#### ACTIVITY
Set every line of the data down again exactly, and keep the pictures out.

#### DATA RECORDS
§ §

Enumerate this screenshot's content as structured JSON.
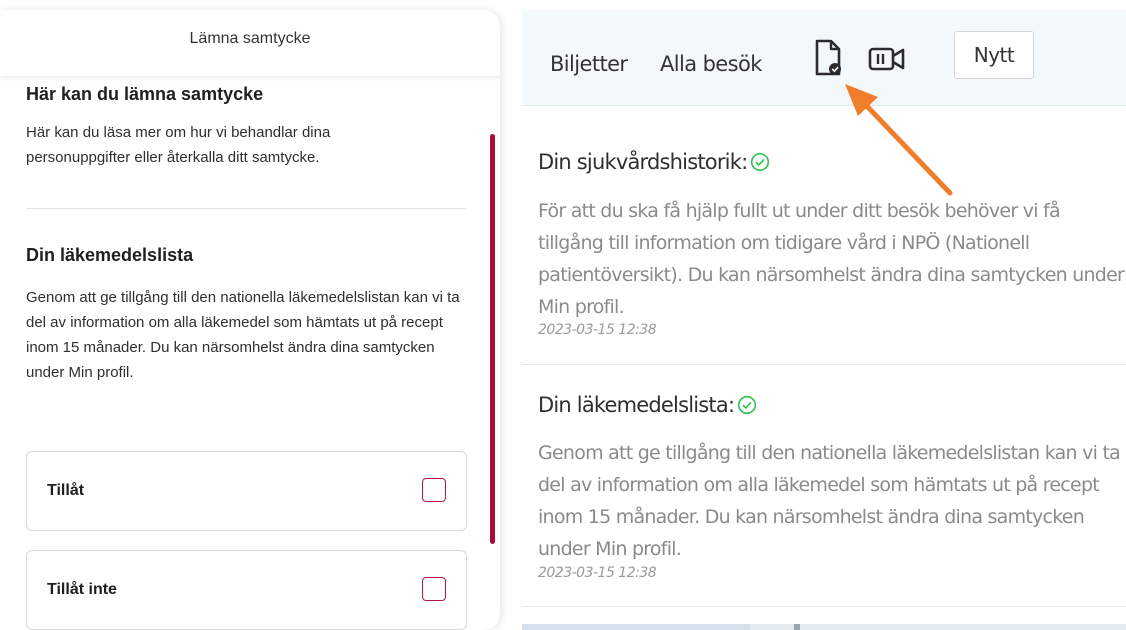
{
  "consent_modal": {
    "title": "Lämna samtycke",
    "intro": {
      "heading": "Här kan du lämna samtycke",
      "text": "Här kan du läsa mer om hur vi behandlar dina personuppgifter eller återkalla ditt samtycke."
    },
    "medication": {
      "heading": "Din läkemedelslista",
      "text": "Genom att ge tillgång till den nationella läkemedelslistan kan vi ta del av information om alla läkemedel som hämtats ut på recept inom 15 månader. Du kan närsomhelst ändra dina samtycken under Min profil."
    },
    "options": [
      {
        "label": "Tillåt",
        "checked": false
      },
      {
        "label": "Tillåt inte",
        "checked": false
      }
    ]
  },
  "nav": {
    "tickets": "Biljetter",
    "all_visits": "Alla besök",
    "document_icon": "document-check-icon",
    "video_icon": "video-camera-icon",
    "new_button": "Nytt"
  },
  "entries": [
    {
      "title": "Din sjukvårdshistorik:",
      "status_icon": "check-circle-icon",
      "text": "För att du ska få hjälp fullt ut under ditt besök behöver vi få tillgång till information om tidigare vård i NPÖ (Nationell patientöversikt). Du kan närsomhelst ändra dina samtycken under Min profil.",
      "date": "2023-03-15 12:38"
    },
    {
      "title": "Din läkemedelslista:",
      "status_icon": "check-circle-icon",
      "text": "Genom att ge tillgång till den nationella läkemedelslistan kan vi ta del av information om alla läkemedel som hämtats ut på recept inom 15 månader. Du kan närsomhelst ändra dina samtycken under Min profil.",
      "date": "2023-03-15 12:38"
    }
  ],
  "colors": {
    "brand_red": "#a60e3a",
    "check_green": "#2fbf4f",
    "annotation_arrow": "#f07d2a",
    "topbar_bg": "#f3f8fb"
  }
}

§ §

#### RESPONSE TO THE TASK
Enumerate this screenshot's content as structured JSON.
{
  "consent_modal": {
    "title": "Lämna samtycke",
    "intro": {
      "heading": "Här kan du lämna samtycke",
      "text": "Här kan du läsa mer om hur vi behandlar dina personuppgifter eller återkalla ditt samtycke."
    },
    "medication": {
      "heading": "Din läkemedelslista",
      "text": "Genom att ge tillgång till den nationella läkemedelslistan kan vi ta del av information om alla läkemedel som hämtats ut på recept inom 15 månader. Du kan närsomhelst ändra dina samtycken under Min profil."
    },
    "options": [
      {
        "label": "Tillåt",
        "checked": false
      },
      {
        "label": "Tillåt inte",
        "checked": false
      }
    ]
  },
  "nav": {
    "tickets": "Biljetter",
    "all_visits": "Alla besök",
    "document_icon": "document-check-icon",
    "video_icon": "video-camera-icon",
    "new_button": "Nytt"
  },
  "entries": [
    {
      "title": "Din sjukvårdshistorik:",
      "status_icon": "check-circle-icon",
      "text": "För att du ska få hjälp fullt ut under ditt besök behöver vi få tillgång till information om tidigare vård i NPÖ (Nationell patientöversikt). Du kan närsomhelst ändra dina samtycken under Min profil.",
      "date": "2023-03-15 12:38"
    },
    {
      "title": "Din läkemedelslista:",
      "status_icon": "check-circle-icon",
      "text": "Genom att ge tillgång till den nationella läkemedelslistan kan vi ta del av information om alla läkemedel som hämtats ut på recept inom 15 månader. Du kan närsomhelst ändra dina samtycken under Min profil.",
      "date": "2023-03-15 12:38"
    }
  ],
  "colors": {
    "brand_red": "#a60e3a",
    "check_green": "#2fbf4f",
    "annotation_arrow": "#f07d2a",
    "topbar_bg": "#f3f8fb"
  }
}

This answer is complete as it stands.